— Исходный текст —

Бартоломео Растрелли скоро сделал и отлил лишь бюст светлейшего князя Меншикова, над бюстом царя работал почти до его смерти, а над конной статуей Петра еще дольше. В годы царствования Анны Иоанновны именно скульптор Растрелли был почему-то принят на службу как обер-архитектор и строил Зимний дворец для новой царицы, скорее всего по чертежам сына, который еще долго оставался в тени отца, соответственно ни должности, ни жалованья, что становится ясно из его прошения от 28 сентября 1736 года.

— Исходные данные —
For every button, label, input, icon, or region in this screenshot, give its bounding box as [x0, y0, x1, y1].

— Условие задачи —
В качестве кого, согласно исходному тексту о Растрелли, скульптор был принят на службу в годы царствования Анны Иоанновны?

— Полное решение —
Скульптор Растрелли был принят на службу как обер-архитектор.